Some records:
# # # # # # #
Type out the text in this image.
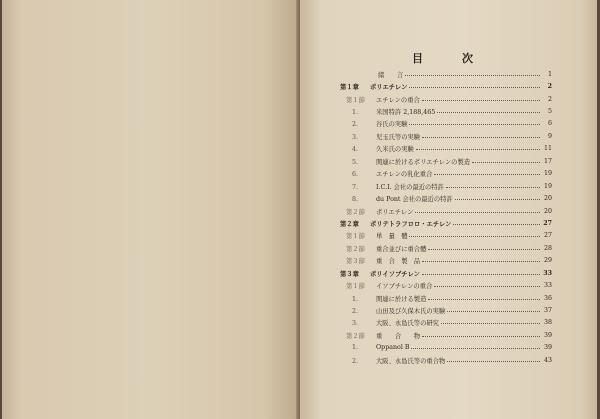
目　次
緒　　言	1
第１章 ポリエチレン	2
第１節 エチレンの重合	2
1.	米国特許 2,188,465	5
2.	谷氏の実験	6
3.	児玉氏等の実験	9
4.	久米氏の実験	11
5.	関連に於けるポリエチレンの製造	17
6.	エチレンの乳化重合	19
7.	I.C.I. 会社の最近の特許	19
8.	du Pont 会社の最近の特許	20
第２節 ポリエチレン	20
第２章 ポリテトラフロロ・エチレン	27
第１節 単　量　體	27
第２節 重合並びに重合體	28
第３節 重　合　製　品	29
第３章 ポリイソブチレン	33
第１節 イソブチレンの重合	33
1.	関連に於ける製造	36
2.	山田及び久保木氏の実験	37
3.	大阪、永島氏等の研究	38
第２節 重　　合　　物	39
1.	Oppanol B	39
2.	大阪、永島氏等の重合物	43
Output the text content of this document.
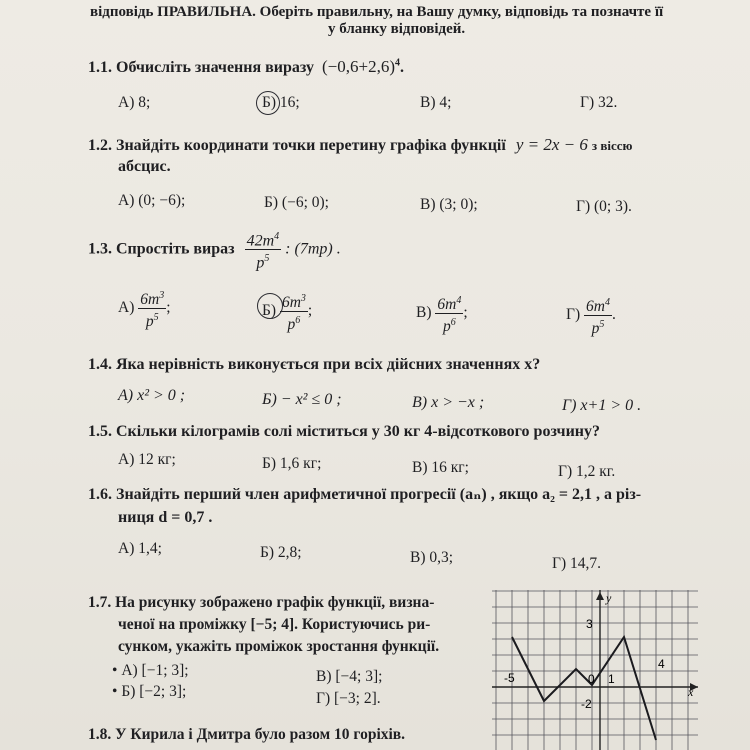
відповідь ПРАВИЛЬНА. Оберіть правильну, на Вашу думку, відповідь та позначте її
у бланку відповідей.
1.1. Обчисліть значення виразу $(-0,6+2,6)^4$.
А) 8;	Б) 16;	В) 4;	Г) 32.
1.2. Знайдіть координати точки перетину графіка функції y = 2x − 6 з віссю
абсцис.
А) (0; −6);	Б) (−6; 0);	В) (3; 0);	Г) (0; 3).
1.3. Спростіть вираз $\frac{42m^4}{p^5}$ : (7mp) .
$А) \frac{6m^3}{p^5}$ ;	$Б) \frac{6m^3}{p^6}$ ;	$В) \frac{6m^4}{p^6}$ ;	$Г) \frac{6m^4}{p^5}$ .
1.4. Яка нерівність виконується при всіх дійсних значеннях x?
А) x² > 0 ;	Б) − x² ≤ 0 ;	В) x > −x ;	Г) x+1 > 0 .
1.5. Скільки кілограмів солі міститься у 30 кг 4-відсоткового розчину?
А) 12 кг;	Б) 1,6 кг;	В) 16 кг;	Г) 1,2 кг.
1.6. Знайдіть перший член арифметичної прогресії (aₙ) , якщо a₂ = 2,1 , а різ-
ниця d = 0,7 .
А) 1,4;	Б) 2,8;	В) 0,3;	Г) 14,7.
1.7. На рисунку зображено графік функції, визна-
ченої на проміжку [−5; 4]. Користуючись ри-
сунком, укажіть проміжок зростання функції.
• А) [−1; 3];
• Б) [−2; 3];
В) [−4; 3];
Г) [−3; 2].	x
y
3
-5	0 1
4
-2
1.8. У Кирила і Дмитра було разом 10 горіхів.
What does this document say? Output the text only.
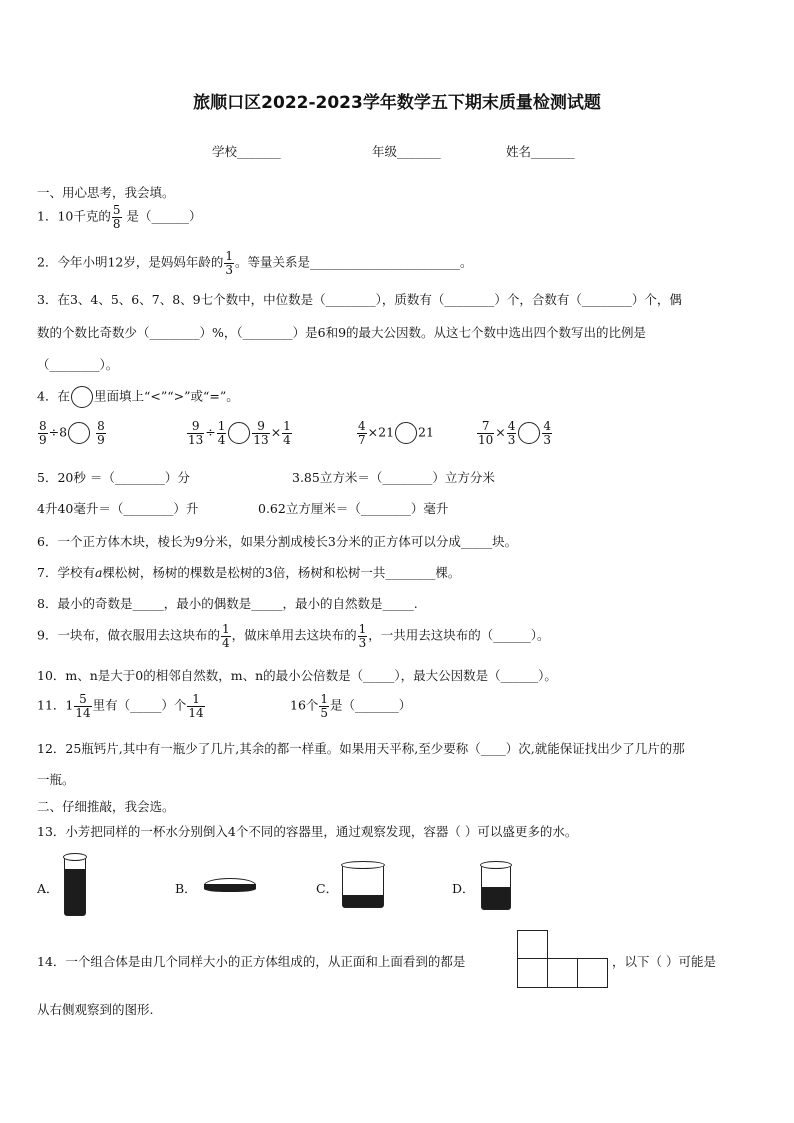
旅顺口区2022-2023学年数学五下期末质量检测试题
学校_______	年级_______	姓名_______
一、用心思考，我会填。
1．10千克的 $\frac{5}{8}$ 是（______）
2．今年小明12岁，是妈妈年龄的 $\frac{1}{3}$ 。等量关系是________________________。
3．在3、4、5、6、7、8、9七个数中，中位数是（________），质数有（________）个，合数有（________）个，偶
数的个数比奇数少（________）%，（________）是6和9的最大公因数。从这七个数中选出四个数写出的比例是
（________）。
4．在 里面填上“<”“>”或“=”。
$\frac{8}{9} \div 8 \frac{8}{9}$	$\frac{9}{13} \div \frac{1}{4} \frac{9}{13} \times \frac{1}{4}$	$\frac{4}{7} \times 21$ 21	$\frac{7}{10} \times \frac{4}{3} \frac{4}{3}$
5．20秒 ＝（________）分	3.85立方米＝（________）立方分米
4升40毫升＝（________）升	0.62立方厘米＝（________）毫升
6．一个正方体木块，棱长为9分米，如果分割成棱长3分米的正方体可以分成_____块。
7．学校有a棵松树，杨树的棵数是松树的3倍，杨树和松树一共________棵。
8．最小的奇数是_____，最小的偶数是_____，最小的自然数是_____.
9．一块布，做衣服用去这块布的 $\frac{1}{4}$ ，做床单用去这块布的 $\frac{1}{3}$ ，一共用去这块布的（______）。
10．m、n是大于0的相邻自然数，m、n的最小公倍数是（_____），最大公因数是（______）。
11．$1 \frac{5}{14}$ 里有（_____）个 $\frac{1}{14}$	16个 $\frac{1}{5}$ 是（_______）
12．25瓶钙片,其中有一瓶少了几片,其余的都一样重。如果用天平称,至少要称（____）次,就能保证找出少了几片的那
一瓶。
二、仔细推敲，我会选。
13．小芳把同样的一杯水分别倒入4个不同的容器里，通过观察发现，容器（ ）可以盛更多的水。
A．	B．	C．	D．
14．一个组合体是由几个同样大小的正方体组成的，从正面和上面看到的都是	，以下（ ）可能是
从右侧观察到的图形.
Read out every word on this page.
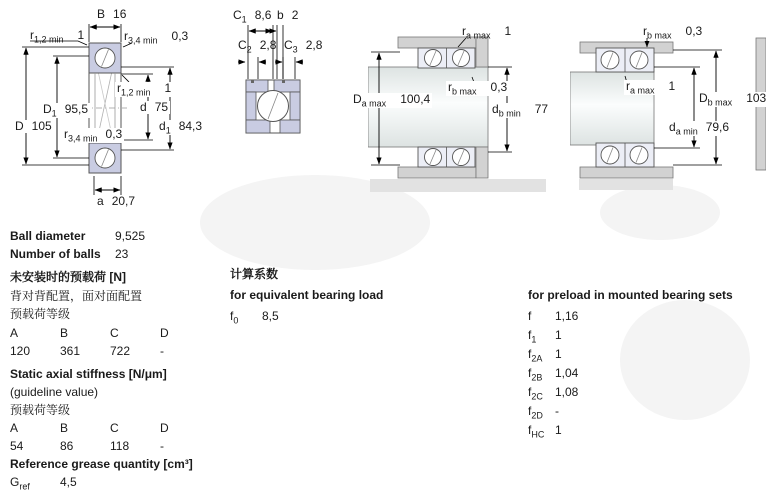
B 16
$r_{1,2 min}$ 1	$r_{3,4 min}$ 0,3
$D_1$ 95,5
D 105
$r_{3,4 min}$ 0,3
$r_{1,2 min}$ 1
d 75
$d_1$ 84,3
a 20,7
$C_1$ 8,6 b 2
$C_2$ 2,8 $C_3$ 2,8
$r_{a max}$ 1
$D_{a max}$ 100,4
$r_{b max}$ 0,3
$d_{b min}$ 77
$r_{b max}$ 0,3
$r_{a max}$ 1
$D_{b max}$ 103
$d_{a min}$ 79,6
Ball diameter 9,525
Number of balls 23
未安装时的预载荷 [N]
背对背配置，面对面配置
预载荷等级
A	B	C	D
120	361	722	-
Static axial stiffness [N/μm]
(guideline value)
预载荷等级
A	B	C	D
54	86	118	-
Reference grease quantity [cm³]
$G_{ref}$	4,5
计算系数
for equivalent bearing load
$f_0$ 8,5
for preload in mounted bearing sets
f 1,16
$f_1$ 1
$f_{2A}$ 1
$f_{2B}$ 1,04
$f_{2C}$ 1,08
$f_{2D}$ -
$f_{HC}$ 1
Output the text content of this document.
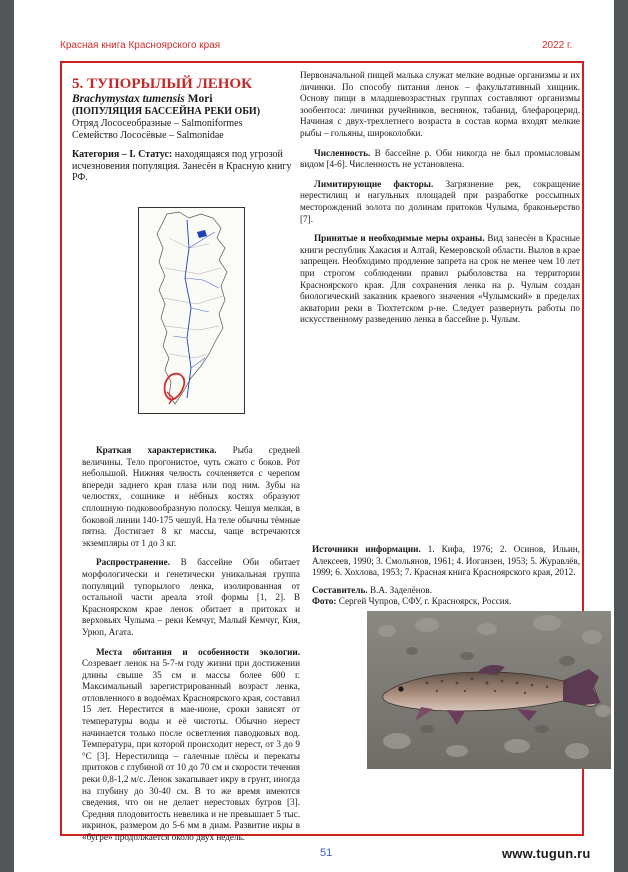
Красная книга Красноярского края	2022 г.

5. ТУПОРЫЛЫЙ ЛЕНОК

Brachymystax tumensis Mori

(ПОПУЛЯЦИЯ БАССЕЙНА РЕКИ ОБИ)

Отряд Лососеобразные – Salmoniformes

Семейство Лососёвые – Salmonidae

Категория – I. Статус: находящаяся под угрозой исчезновения популяция. Занесён в Красную книгу РФ.

Краткая характеристика. Рыба средней величины. Тело прогонистое, чуть сжато с боков. Рот небольшой. Нижняя челюсть сочленяется с черепом впереди заднего края глаза или под ним. Зубы на челюстях, сошнике и нёбных костях образуют сплошную подковообразную полоску. Чешуя мелкая, в боковой линии 140-175 чешуй. На теле обычны тёмные пятна. Достигает 8 кг массы, чаще встречаются экземпляры от 1 до 3 кг.

Распространение. В бассейне Оби обитает морфологически и генетически уникальная группа популяций тупорылого ленка, изолированная от остальной части ареала этой формы [1, 2]. В Красноярском крае ленок обитает в притоках и верховьях Чулыма – реки Кемчуг, Малый Кемчуг, Кия, Урюп, Агата.

Места обитания и особенности экологии. Созревает ленок на 5-7-м году жизни при достижении длины свыше 35 см и массы более 600 г. Максимальный зарегистрированный возраст ленка, отловленного в водоёмах Красноярского края, составил 15 лет. Нерестится в мае-июне, сроки зависят от температуры воды и её чистоты. Обычно нерест начинается только после осветления паводковых вод. Температура, при которой происходит нерест, от 3 до 9 °С [3]. Нерестилища – галечные плёсы и перекаты притоков с глубиной от 10 до 70 см и скорости течения реки 0,8-1,2 м/с. Ленок закапывает икру в грунт, иногда на глубину до 30-40 см. В то же время имеются сведения, что он не делает нерестовых бугров [3]. Средняя плодовитость невелика и не превышает 5 тыс. икринок, размером до 5-6 мм в диам. Развитие икры в «бугре» продолжается около двух недель.

Первоначальной пищей малька служат мелкие водные организмы и их личинки. По способу питания ленок – факультативный хищник. Основу пищи в младшевозрастных группах составляют организмы зообентоса: личинки ручейников, веснянок, табанид, блефароцерид. Начиная с двух-трехлетнего возраста в состав корма входят мелкие рыбы – гольяны, широколобки.

Численность. В бассейне р. Оби никогда не был промысловым видом [4-6]. Численность не установлена.

Лимитирующие факторы. Загрязнение рек, сокращение нерестилищ и нагульных площадей при разработке россыпных месторождений золота по долинам притоков Чулыма, браконьерство [7].

Принятые и необходимые меры охраны. Вид занесён в Красные книги республик Хакасия и Алтай, Кемеровской области. Вылов в крае запрещен. Необходимо продление запрета на срок не менее чем 10 лет при строгом соблюдении правил рыболовства на территории Красноярского края. Для сохранения ленка на р. Чулым создан биологический заказник краевого значения «Чулымский» в пределах акватории реки в Тюхтетском р-не. Следует развернуть работы по искусственному разведению ленка в бассейне р. Чулым.

Источники информации. 1. Кифа, 1976; 2. Осинов, Ильин, Алексеев, 1990; 3. Смольянов, 1961; 4. Иоганзен, 1953; 5. Журавлёв, 1999; 6. Хохлова, 1953; 7. Красная книга Красноярского края, 2012.

Составитель. В.А. Заделёнов.

Фото: Сергей Чупров, СФУ, г. Красноярск, Россия.

51	www.tugun.ru
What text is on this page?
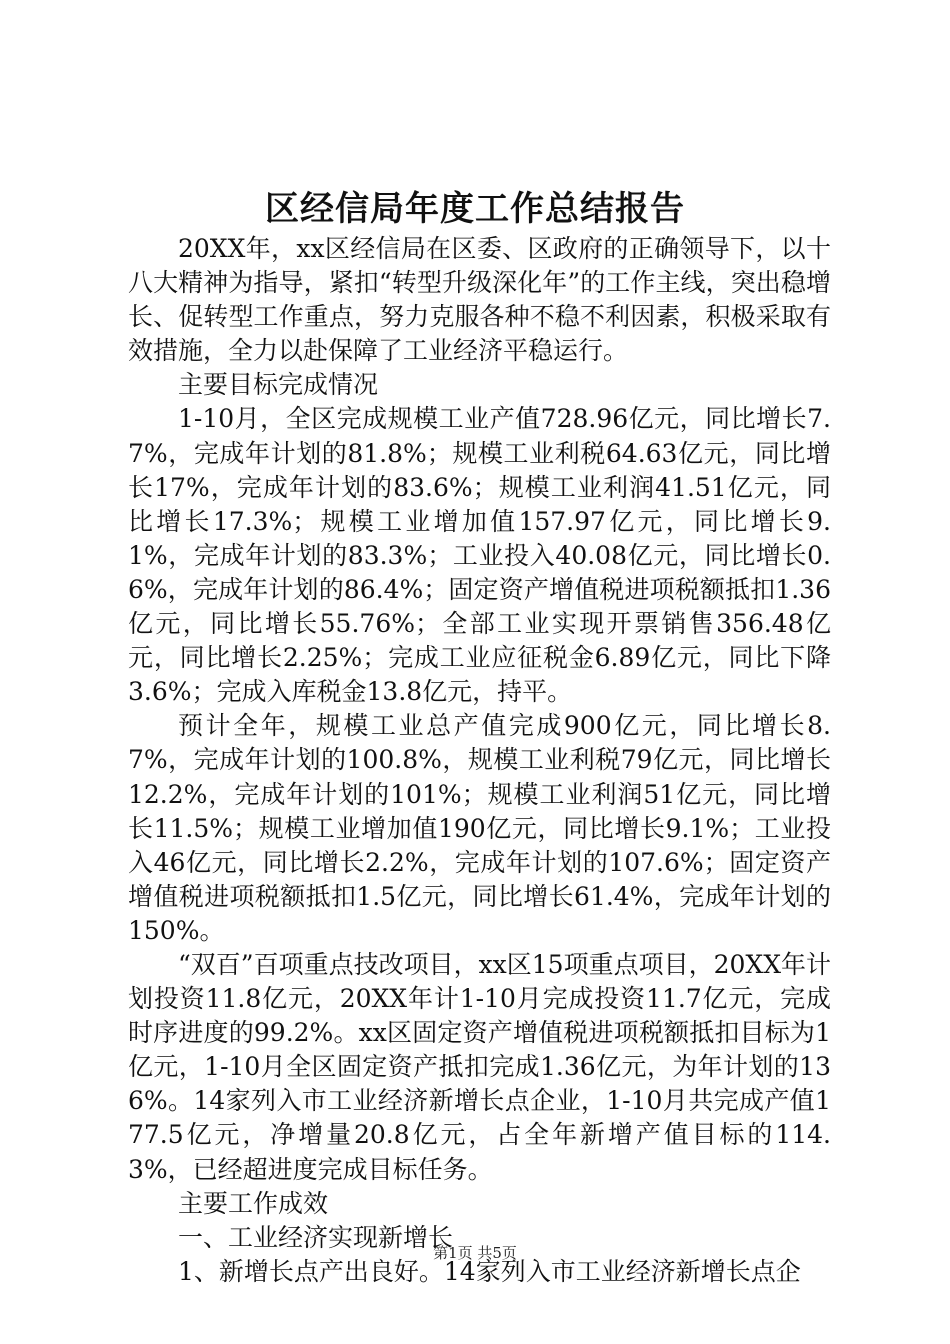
区经信局年度工作总结报告

20XX年，xx区经信局在区委、区政府的正确领导下，以十八大精神为指导，紧扣“转型升级深化年”的工作主线，突出稳增长、促转型工作重点，努力克服各种不稳不利因素，积极采取有效措施，全力以赴保障了工业经济平稳运行。

主要目标完成情况

1-10月，全区完成规模工业产值728.96亿元，同比增长7.7%，完成年计划的81.8%；规模工业利税64.63亿元，同比增长17%，完成年计划的83.6%；规模工业利润41.51亿元，同比增长17.3%；规模工业增加值157.97亿元，同比增长9.1%，完成年计划的83.3%；工业投入40.08亿元，同比增长0.6%，完成年计划的86.4%；固定资产增值税进项税额抵扣1.36亿元，同比增长55.76%；全部工业实现开票销售356.48亿元，同比增长2.25%；完成工业应征税金6.89亿元，同比下降3.6%；完成入库税金13.8亿元，持平。

预计全年，规模工业总产值完成900亿元，同比增长8.7%，完成年计划的100.8%，规模工业利税79亿元，同比增长12.2%，完成年计划的101%；规模工业利润51亿元，同比增长11.5%；规模工业增加值190亿元，同比增长9.1%；工业投入46亿元，同比增长2.2%，完成年计划的107.6%；固定资产增值税进项税额抵扣1.5亿元，同比增长61.4%，完成年计划的150%。

“双百”百项重点技改项目，xx区15项重点项目，20XX年计划投资11.8亿元，20XX年计1-10月完成投资11.7亿元，完成时序进度的99.2%。xx区固定资产增值税进项税额抵扣目标为1亿元，1-10月全区固定资产抵扣完成1.36亿元，为年计划的136%。14家列入市工业经济新增长点企业，1-10月共完成产值177.5亿元，净增量20.8亿元，占全年新增产值目标的114.3%，已经超进度完成目标任务。

主要工作成效

一、工业经济实现新增长

1、新增长点产出良好。14家列入市工业经济新增长点企

第1页 共5页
# # # # # # #
● SHORT EXERCISE
State how many lines in the records above contain the word "会社の最近の特許", giving only the number.

● RESULT
2